_Given exercise_.
Filter the listing and keep only the lines with the word "screenshot".

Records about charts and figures
━━━━━━━━━━━━━━━━━━━━

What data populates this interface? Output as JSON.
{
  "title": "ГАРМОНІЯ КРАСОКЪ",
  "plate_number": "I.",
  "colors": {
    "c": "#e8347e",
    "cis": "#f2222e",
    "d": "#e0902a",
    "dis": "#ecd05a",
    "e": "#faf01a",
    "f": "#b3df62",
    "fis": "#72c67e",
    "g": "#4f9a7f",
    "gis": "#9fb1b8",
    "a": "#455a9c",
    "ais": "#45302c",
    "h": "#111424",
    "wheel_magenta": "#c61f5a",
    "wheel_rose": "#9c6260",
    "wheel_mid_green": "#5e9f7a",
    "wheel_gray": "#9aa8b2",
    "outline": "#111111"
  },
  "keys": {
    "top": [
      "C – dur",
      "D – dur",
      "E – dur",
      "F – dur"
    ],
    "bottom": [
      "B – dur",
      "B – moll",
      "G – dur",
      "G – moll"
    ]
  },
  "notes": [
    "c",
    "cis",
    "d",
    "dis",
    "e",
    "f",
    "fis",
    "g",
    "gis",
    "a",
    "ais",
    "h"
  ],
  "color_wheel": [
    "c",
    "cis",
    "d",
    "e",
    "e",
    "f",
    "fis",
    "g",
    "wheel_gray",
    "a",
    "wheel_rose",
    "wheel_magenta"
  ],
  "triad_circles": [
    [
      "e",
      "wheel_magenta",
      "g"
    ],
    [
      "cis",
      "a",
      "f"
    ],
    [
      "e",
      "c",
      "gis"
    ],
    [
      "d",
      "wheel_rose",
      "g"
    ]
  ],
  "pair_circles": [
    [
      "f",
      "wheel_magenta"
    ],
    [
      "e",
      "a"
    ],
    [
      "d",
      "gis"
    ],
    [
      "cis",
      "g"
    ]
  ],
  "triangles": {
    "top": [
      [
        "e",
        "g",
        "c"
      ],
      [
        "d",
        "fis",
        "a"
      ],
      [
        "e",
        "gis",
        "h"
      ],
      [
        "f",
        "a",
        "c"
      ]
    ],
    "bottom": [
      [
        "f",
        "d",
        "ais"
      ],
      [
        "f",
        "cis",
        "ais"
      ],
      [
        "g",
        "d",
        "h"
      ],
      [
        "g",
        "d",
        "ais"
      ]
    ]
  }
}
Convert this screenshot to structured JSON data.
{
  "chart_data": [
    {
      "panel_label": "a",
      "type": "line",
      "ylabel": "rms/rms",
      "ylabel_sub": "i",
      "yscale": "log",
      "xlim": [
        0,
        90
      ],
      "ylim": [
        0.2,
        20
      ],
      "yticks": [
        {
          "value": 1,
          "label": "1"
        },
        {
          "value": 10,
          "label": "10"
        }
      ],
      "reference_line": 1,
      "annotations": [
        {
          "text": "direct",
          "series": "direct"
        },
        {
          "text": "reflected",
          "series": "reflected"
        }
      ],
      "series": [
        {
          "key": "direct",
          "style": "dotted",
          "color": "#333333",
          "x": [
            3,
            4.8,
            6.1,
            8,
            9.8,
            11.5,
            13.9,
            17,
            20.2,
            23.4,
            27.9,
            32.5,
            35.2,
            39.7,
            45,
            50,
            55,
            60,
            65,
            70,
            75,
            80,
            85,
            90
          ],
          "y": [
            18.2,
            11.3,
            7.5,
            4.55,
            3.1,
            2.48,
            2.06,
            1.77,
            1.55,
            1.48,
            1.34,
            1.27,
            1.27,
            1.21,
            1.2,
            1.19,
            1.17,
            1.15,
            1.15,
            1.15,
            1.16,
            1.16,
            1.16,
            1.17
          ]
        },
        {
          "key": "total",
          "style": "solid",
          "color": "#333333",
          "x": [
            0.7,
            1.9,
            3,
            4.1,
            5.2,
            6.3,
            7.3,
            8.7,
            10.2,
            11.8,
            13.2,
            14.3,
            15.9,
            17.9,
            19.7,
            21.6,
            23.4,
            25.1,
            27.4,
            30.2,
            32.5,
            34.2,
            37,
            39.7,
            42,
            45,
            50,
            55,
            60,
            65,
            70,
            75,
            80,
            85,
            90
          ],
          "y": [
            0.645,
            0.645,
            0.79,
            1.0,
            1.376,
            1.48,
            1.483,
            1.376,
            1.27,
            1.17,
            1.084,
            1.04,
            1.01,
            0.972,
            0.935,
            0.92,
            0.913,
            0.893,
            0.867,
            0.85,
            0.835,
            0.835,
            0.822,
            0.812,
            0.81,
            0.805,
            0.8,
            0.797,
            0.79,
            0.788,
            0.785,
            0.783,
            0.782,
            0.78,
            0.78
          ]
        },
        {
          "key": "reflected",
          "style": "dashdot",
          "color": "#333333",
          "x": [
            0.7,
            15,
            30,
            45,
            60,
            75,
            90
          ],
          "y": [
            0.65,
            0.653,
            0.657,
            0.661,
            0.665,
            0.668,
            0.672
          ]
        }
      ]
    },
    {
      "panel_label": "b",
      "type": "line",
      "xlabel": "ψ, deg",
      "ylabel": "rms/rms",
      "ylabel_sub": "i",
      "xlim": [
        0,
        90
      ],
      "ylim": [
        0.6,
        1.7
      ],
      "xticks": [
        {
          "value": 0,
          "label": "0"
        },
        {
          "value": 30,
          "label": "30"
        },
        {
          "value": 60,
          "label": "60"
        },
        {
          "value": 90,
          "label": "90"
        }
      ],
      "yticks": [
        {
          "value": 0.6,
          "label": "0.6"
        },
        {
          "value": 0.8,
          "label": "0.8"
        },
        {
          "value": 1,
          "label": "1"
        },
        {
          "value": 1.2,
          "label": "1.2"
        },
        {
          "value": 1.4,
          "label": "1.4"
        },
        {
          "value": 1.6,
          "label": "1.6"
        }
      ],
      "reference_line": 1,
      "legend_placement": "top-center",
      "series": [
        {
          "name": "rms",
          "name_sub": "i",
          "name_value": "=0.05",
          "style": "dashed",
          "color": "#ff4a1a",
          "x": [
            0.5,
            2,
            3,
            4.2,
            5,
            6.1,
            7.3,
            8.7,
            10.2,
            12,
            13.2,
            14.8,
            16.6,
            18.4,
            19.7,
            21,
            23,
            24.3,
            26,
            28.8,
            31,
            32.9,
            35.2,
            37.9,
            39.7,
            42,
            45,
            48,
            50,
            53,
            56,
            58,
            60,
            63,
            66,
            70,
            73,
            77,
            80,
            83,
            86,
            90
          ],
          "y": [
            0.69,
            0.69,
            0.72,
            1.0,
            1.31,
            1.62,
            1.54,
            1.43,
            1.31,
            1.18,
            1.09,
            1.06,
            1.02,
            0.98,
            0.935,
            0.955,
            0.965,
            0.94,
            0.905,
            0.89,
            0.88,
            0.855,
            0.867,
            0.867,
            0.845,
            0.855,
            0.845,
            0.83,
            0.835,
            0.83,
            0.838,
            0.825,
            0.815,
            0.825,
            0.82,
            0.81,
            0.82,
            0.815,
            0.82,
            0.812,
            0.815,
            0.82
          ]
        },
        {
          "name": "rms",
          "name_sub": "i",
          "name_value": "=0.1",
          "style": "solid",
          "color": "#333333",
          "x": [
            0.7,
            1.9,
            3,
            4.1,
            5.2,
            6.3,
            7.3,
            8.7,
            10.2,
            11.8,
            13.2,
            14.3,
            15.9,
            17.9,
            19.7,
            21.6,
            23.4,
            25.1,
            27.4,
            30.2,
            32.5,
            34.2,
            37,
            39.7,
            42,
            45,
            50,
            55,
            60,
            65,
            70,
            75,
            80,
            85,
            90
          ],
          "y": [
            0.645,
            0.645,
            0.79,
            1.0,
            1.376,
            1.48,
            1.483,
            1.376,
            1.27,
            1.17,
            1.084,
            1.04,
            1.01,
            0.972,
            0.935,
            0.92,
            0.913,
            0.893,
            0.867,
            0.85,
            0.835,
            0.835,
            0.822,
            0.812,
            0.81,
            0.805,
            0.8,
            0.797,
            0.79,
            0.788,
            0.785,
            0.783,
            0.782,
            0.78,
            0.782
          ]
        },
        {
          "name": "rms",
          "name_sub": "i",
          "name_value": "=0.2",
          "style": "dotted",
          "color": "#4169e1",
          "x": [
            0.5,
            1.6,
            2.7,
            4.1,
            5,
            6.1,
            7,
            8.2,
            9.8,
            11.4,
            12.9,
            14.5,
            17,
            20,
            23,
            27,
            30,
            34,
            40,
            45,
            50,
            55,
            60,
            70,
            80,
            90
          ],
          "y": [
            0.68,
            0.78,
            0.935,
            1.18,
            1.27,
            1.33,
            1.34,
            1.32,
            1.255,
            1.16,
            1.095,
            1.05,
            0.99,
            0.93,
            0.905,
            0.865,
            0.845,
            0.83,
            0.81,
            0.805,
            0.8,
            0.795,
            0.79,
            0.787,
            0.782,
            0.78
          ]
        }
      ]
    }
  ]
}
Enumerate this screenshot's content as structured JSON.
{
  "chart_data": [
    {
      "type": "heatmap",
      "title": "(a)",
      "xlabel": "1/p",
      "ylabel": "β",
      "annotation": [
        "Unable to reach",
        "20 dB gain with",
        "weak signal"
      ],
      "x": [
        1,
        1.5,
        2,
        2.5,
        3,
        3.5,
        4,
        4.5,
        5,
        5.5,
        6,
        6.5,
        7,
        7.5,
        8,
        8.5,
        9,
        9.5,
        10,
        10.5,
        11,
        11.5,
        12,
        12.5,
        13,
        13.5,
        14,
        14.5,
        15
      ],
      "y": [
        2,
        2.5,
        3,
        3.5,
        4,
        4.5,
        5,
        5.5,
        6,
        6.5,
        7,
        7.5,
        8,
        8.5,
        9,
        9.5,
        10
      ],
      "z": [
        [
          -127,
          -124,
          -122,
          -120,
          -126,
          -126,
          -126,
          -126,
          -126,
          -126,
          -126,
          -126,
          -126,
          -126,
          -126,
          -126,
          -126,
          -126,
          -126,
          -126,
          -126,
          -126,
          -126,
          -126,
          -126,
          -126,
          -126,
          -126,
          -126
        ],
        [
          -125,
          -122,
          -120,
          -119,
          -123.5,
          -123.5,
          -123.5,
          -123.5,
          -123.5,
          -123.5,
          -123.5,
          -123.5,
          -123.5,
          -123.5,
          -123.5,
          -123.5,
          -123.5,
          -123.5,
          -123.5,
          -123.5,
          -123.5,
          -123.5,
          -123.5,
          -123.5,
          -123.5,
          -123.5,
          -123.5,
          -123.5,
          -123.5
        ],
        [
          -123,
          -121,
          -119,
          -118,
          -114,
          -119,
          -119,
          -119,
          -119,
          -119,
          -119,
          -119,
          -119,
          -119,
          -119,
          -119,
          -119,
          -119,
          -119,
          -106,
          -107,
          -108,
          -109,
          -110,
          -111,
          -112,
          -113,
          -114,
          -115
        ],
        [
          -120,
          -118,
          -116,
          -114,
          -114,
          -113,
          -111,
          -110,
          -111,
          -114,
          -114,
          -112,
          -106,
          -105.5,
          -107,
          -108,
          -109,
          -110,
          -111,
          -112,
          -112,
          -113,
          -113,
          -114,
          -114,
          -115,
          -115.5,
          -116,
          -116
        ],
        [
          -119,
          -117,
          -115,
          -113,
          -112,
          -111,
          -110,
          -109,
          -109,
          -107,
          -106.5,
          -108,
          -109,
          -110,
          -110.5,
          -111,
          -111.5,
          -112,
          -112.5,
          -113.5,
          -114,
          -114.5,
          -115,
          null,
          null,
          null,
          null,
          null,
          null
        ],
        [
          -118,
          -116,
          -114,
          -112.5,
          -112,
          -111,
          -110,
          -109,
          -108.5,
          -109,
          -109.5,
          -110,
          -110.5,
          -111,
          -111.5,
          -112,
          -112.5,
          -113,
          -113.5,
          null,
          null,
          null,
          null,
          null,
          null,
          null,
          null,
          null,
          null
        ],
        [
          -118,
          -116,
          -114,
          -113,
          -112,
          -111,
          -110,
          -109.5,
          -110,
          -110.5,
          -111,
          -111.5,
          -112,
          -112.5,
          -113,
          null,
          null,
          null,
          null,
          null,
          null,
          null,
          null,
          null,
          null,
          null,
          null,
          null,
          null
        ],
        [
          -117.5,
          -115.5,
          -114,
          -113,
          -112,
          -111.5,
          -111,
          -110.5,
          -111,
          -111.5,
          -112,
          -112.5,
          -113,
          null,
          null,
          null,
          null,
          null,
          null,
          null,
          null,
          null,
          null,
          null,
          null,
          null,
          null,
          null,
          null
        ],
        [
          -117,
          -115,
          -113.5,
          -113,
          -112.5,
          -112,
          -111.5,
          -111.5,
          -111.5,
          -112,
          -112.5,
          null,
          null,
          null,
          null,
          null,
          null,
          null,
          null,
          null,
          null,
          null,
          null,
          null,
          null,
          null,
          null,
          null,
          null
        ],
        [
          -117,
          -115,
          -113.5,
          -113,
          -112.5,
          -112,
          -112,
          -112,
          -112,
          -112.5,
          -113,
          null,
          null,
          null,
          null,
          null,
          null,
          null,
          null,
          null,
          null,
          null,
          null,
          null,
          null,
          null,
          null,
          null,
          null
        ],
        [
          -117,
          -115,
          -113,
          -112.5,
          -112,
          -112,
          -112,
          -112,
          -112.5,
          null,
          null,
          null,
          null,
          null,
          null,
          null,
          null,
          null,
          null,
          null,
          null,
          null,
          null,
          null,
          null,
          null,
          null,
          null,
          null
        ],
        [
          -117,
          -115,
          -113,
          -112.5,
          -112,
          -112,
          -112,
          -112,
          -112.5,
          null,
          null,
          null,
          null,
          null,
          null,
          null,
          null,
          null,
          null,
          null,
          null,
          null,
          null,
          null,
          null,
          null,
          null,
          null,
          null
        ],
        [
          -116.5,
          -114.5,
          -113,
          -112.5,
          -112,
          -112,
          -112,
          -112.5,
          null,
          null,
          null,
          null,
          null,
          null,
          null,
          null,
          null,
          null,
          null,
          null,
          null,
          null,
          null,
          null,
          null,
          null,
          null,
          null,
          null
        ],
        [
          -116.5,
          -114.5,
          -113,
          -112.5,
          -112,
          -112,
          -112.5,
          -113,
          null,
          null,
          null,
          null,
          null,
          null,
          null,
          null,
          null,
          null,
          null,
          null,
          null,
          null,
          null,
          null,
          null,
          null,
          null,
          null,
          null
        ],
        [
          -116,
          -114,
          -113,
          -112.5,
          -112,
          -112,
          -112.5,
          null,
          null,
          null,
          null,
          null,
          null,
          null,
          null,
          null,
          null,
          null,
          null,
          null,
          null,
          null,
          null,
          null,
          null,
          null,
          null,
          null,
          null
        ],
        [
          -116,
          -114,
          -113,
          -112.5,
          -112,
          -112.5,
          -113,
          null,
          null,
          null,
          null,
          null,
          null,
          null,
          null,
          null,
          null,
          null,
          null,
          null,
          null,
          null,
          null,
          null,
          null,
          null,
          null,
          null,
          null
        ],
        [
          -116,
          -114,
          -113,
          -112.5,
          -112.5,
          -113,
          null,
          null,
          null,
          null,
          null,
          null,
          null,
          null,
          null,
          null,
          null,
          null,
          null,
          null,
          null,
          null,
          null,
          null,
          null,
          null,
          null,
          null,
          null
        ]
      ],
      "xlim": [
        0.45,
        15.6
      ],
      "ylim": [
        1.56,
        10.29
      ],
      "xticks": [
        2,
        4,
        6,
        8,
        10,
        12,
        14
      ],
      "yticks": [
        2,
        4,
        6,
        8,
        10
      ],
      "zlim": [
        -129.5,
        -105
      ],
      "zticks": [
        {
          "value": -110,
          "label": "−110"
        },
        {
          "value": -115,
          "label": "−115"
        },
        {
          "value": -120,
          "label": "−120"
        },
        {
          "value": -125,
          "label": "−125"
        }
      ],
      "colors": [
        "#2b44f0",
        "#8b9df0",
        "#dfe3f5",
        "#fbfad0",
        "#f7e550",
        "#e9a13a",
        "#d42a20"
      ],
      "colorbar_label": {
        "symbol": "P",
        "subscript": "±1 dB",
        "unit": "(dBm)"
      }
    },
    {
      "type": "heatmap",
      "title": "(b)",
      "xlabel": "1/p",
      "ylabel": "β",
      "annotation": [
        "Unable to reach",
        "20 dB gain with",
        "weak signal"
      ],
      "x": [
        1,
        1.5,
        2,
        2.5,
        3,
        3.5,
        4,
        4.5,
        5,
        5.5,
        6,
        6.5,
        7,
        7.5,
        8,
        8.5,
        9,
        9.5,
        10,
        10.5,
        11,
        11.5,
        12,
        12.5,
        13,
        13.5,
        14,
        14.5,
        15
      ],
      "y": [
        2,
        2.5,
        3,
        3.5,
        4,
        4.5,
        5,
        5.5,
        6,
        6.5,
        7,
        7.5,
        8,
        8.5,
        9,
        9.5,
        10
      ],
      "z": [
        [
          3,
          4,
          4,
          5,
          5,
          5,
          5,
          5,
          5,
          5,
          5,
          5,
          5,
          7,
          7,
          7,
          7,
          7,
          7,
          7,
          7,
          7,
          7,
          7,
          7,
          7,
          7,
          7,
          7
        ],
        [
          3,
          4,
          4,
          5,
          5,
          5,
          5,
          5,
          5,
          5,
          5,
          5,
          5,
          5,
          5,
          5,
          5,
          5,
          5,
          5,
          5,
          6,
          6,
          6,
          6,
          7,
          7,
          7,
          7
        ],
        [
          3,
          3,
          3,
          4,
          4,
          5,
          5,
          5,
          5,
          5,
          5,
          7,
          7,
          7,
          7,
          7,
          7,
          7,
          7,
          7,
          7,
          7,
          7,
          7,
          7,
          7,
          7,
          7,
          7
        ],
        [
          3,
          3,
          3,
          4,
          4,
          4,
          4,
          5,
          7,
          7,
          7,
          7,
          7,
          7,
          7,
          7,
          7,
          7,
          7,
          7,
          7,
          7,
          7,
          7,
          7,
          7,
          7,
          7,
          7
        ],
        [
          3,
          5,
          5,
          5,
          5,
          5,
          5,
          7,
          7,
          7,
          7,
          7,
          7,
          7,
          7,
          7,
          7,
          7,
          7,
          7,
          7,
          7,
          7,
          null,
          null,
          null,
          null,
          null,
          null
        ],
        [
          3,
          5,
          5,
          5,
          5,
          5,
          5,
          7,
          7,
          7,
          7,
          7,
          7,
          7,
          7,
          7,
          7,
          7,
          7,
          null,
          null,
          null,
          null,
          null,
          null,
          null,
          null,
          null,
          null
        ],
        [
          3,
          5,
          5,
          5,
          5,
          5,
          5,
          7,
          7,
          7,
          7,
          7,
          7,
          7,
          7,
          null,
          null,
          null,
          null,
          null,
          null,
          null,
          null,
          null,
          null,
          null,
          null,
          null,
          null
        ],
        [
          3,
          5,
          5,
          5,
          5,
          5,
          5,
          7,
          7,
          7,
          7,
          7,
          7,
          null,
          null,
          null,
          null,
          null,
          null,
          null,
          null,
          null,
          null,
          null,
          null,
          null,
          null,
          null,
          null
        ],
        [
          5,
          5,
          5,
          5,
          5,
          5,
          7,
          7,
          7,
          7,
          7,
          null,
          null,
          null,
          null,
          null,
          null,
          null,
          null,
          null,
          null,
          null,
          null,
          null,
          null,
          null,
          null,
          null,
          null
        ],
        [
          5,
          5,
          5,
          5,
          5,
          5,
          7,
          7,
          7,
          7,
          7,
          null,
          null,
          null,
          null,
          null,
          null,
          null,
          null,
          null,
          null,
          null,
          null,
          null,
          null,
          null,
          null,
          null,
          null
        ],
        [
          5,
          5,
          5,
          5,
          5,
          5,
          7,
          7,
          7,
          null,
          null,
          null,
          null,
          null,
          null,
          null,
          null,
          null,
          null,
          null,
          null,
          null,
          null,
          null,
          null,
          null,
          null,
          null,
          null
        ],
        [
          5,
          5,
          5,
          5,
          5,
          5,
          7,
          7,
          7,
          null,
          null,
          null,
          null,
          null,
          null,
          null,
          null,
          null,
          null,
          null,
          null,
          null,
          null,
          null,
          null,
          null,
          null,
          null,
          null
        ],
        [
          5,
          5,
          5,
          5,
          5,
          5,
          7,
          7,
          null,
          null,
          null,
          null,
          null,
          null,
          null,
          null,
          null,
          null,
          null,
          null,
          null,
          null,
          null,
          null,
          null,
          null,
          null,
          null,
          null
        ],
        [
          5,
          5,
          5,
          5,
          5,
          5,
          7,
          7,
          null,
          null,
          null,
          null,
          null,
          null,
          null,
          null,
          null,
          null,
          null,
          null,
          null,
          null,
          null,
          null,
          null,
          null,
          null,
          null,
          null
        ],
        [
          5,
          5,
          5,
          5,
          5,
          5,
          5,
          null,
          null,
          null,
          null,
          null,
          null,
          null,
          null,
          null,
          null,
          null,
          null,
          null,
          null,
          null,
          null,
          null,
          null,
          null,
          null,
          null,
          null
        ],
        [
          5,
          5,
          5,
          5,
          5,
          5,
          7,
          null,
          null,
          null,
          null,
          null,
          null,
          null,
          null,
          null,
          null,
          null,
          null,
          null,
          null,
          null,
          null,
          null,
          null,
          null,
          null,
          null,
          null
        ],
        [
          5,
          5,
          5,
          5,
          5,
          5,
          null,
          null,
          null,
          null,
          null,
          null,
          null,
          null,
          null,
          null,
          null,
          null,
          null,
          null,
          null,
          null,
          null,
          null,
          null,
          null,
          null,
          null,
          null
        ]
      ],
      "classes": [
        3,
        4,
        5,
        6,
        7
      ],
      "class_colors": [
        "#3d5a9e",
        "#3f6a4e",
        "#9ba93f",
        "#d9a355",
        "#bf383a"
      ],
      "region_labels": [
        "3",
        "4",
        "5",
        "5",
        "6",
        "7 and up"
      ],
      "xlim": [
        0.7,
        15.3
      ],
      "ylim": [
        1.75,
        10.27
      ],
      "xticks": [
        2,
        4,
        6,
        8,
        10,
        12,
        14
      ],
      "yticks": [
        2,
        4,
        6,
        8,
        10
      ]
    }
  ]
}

━━━━━━━━━━━━━━━━━━━━

_Complete output_.
Convert this screenshot to structured JSON data.
Enumerate this screenshot's content as structured JSON.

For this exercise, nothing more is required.